* Data for this exercise

□ □ □ □ □

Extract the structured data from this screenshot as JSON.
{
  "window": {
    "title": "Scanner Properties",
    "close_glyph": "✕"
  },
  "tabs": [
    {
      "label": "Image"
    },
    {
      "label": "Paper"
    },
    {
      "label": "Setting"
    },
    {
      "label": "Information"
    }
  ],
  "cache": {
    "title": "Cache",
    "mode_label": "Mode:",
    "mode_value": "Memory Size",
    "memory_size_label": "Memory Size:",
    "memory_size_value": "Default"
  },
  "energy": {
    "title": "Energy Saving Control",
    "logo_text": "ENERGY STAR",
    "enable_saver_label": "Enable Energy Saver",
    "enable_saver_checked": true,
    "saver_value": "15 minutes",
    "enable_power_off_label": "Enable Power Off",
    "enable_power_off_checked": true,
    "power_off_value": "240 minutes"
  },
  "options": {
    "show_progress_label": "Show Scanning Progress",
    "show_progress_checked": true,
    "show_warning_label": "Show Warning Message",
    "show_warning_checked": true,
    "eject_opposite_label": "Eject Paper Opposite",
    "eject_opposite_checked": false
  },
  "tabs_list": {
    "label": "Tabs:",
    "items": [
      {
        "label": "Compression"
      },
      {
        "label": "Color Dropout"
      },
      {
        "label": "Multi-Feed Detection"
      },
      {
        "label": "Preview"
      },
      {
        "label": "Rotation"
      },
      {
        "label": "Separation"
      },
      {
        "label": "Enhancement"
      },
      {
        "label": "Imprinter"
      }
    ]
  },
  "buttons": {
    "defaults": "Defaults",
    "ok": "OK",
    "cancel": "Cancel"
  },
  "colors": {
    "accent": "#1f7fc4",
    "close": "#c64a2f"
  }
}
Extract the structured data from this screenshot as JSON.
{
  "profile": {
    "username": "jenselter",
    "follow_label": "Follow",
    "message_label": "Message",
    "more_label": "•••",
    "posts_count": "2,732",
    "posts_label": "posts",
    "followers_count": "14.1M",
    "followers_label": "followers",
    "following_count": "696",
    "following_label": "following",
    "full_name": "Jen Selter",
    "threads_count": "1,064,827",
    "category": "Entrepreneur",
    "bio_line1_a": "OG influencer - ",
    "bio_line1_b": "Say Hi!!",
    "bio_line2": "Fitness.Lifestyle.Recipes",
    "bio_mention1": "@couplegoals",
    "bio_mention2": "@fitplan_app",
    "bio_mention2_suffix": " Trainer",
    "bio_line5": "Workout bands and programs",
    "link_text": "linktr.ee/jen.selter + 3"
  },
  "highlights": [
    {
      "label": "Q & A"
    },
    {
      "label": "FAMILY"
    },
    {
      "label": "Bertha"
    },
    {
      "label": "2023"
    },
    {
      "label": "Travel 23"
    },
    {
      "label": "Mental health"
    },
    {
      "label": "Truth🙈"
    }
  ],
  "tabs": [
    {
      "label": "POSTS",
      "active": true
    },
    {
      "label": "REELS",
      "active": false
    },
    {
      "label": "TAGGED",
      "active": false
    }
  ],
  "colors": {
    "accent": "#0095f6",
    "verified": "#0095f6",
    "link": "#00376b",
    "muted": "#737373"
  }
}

□ □ □ □ □

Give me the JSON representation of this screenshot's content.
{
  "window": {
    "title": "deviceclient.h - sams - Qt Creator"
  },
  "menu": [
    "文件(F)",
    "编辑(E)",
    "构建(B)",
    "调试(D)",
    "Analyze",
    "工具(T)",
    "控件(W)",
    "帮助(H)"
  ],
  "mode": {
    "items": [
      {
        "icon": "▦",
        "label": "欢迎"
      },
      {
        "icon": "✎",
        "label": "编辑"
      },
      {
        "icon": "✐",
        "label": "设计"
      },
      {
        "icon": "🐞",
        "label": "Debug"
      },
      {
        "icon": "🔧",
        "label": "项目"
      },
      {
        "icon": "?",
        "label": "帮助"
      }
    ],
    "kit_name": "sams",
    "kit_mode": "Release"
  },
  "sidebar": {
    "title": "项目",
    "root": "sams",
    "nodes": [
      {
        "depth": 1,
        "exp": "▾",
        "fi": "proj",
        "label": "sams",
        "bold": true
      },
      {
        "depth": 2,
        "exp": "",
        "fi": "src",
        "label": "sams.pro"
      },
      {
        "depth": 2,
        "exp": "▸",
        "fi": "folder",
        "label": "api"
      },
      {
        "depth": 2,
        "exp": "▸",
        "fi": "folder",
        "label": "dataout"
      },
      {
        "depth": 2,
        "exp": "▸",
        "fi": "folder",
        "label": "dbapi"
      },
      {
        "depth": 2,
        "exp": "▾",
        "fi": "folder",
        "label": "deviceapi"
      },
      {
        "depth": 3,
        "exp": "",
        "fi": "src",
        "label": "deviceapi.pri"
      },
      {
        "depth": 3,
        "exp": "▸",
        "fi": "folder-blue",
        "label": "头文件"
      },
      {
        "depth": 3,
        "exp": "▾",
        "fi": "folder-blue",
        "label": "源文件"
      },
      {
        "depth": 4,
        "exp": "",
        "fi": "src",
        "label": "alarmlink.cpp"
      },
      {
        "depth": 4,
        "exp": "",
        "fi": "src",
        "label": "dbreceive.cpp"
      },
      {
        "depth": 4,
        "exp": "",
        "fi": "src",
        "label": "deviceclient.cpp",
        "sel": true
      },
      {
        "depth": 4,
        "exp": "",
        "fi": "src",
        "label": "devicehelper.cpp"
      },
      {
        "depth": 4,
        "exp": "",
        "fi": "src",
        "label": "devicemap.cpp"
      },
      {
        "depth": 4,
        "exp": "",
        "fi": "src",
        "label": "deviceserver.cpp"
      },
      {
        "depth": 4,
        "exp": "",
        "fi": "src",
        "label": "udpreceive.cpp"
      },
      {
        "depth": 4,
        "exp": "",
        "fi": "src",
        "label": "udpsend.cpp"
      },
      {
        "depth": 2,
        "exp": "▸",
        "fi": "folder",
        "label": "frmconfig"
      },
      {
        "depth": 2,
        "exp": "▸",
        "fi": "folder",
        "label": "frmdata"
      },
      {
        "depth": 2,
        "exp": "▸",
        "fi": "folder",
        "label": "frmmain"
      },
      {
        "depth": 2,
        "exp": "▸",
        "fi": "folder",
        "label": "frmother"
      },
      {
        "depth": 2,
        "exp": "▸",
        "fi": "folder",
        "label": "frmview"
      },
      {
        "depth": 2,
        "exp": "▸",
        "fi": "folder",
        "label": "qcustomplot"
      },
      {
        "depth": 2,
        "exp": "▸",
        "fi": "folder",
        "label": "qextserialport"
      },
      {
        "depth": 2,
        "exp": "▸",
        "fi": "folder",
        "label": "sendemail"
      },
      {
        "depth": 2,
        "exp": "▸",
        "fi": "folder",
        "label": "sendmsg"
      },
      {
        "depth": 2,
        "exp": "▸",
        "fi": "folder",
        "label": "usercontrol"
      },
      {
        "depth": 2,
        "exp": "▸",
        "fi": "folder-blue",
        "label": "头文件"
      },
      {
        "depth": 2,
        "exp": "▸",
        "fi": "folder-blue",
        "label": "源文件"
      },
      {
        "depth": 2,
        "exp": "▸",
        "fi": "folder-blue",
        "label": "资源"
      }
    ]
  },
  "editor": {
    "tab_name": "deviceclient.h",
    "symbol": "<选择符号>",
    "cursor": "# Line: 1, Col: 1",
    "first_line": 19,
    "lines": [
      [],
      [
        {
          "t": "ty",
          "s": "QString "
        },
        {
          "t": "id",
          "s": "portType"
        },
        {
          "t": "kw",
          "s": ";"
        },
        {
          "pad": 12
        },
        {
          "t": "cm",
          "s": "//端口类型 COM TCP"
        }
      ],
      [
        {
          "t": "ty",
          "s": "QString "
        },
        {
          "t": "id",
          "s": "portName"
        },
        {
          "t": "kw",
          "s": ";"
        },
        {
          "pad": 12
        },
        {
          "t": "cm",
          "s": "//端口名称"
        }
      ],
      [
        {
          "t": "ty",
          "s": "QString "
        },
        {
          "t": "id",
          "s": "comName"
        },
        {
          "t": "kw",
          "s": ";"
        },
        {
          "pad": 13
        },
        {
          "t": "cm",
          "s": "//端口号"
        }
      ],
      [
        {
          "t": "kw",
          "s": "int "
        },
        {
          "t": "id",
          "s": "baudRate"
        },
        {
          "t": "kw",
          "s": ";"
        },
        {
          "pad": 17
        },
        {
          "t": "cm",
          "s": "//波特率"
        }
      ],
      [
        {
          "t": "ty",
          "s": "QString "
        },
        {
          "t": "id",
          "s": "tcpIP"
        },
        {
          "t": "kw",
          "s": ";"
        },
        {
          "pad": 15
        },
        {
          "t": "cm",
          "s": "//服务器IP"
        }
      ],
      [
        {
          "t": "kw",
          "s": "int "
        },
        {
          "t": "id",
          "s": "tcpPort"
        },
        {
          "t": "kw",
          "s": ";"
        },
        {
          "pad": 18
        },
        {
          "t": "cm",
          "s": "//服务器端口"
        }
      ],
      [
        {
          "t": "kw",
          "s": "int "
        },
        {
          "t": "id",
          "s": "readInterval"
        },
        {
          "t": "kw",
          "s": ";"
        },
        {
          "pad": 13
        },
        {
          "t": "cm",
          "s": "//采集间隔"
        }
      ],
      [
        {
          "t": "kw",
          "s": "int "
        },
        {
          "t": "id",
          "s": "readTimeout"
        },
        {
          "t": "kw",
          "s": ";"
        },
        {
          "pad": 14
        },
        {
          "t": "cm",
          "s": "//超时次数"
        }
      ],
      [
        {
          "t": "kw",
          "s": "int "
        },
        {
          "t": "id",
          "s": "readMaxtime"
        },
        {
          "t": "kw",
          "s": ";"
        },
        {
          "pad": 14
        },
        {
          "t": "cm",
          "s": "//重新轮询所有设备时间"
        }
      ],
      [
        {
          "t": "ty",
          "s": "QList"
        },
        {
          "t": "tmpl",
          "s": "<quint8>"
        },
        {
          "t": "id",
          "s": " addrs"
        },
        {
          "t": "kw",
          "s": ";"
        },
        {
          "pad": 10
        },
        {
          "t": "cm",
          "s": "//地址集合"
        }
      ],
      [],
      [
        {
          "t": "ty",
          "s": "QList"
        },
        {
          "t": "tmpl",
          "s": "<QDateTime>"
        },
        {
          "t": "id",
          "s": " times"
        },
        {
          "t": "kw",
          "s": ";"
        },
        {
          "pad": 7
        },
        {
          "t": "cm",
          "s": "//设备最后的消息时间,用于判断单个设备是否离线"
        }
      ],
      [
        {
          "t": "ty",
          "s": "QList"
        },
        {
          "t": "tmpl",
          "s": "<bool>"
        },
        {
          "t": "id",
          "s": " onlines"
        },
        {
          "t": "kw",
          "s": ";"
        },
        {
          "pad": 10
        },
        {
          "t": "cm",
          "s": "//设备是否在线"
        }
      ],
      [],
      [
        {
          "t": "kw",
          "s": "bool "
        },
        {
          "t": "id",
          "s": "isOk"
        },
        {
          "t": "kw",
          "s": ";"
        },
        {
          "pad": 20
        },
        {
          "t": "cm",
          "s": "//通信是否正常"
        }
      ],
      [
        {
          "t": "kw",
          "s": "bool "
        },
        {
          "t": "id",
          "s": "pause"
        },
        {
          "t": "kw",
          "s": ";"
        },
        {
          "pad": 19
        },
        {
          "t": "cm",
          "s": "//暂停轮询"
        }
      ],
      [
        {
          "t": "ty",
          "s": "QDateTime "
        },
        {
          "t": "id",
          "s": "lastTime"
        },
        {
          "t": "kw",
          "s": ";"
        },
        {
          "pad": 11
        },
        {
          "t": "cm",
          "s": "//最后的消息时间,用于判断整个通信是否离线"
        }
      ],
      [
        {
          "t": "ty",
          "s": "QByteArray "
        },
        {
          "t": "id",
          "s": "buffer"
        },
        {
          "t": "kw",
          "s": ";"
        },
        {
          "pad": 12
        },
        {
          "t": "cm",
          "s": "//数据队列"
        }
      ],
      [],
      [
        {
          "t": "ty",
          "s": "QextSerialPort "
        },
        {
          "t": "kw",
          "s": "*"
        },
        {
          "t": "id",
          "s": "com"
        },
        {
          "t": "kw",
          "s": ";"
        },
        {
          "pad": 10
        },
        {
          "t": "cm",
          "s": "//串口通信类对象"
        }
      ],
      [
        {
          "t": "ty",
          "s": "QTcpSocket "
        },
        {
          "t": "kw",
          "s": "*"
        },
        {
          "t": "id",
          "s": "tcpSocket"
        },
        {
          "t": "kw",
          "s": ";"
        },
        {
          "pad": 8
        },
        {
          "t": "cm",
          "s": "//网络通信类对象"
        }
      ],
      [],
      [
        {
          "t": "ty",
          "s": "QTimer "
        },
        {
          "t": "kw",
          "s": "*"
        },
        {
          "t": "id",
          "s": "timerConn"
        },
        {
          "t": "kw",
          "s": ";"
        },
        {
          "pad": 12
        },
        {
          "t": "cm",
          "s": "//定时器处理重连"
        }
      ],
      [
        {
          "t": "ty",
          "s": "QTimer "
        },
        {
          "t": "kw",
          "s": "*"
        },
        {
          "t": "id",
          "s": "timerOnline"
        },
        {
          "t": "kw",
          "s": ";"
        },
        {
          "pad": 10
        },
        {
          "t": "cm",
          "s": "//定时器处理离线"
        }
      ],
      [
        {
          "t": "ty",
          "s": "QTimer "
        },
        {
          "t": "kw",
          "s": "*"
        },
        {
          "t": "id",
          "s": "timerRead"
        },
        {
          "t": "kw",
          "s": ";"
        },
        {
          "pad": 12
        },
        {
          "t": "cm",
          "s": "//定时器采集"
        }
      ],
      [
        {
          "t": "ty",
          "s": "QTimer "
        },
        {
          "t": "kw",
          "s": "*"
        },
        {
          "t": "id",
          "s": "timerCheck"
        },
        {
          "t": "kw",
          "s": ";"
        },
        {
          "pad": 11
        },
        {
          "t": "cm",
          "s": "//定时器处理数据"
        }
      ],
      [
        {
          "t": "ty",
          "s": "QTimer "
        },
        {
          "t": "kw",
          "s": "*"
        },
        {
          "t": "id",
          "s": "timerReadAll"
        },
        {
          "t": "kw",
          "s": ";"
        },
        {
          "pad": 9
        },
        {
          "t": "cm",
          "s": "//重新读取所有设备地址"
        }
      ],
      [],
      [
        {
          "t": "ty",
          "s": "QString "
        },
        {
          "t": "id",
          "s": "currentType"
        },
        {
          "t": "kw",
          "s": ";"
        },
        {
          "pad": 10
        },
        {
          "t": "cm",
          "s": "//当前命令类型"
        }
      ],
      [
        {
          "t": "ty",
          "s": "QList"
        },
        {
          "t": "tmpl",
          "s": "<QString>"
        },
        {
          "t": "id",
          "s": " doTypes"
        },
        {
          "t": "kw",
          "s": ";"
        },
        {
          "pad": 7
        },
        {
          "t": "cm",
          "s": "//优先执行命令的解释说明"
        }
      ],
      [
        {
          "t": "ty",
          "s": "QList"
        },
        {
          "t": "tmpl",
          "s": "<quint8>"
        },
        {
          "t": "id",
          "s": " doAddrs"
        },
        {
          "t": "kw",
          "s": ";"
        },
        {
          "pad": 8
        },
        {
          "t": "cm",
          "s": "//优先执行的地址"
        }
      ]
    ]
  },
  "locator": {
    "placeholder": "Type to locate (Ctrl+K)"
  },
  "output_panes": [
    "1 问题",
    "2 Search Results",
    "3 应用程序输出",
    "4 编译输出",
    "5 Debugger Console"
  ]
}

□ □ □ □ □

* Aim
In how many lines of the data does the string "Message" appear? Give only the number.

* Output below
2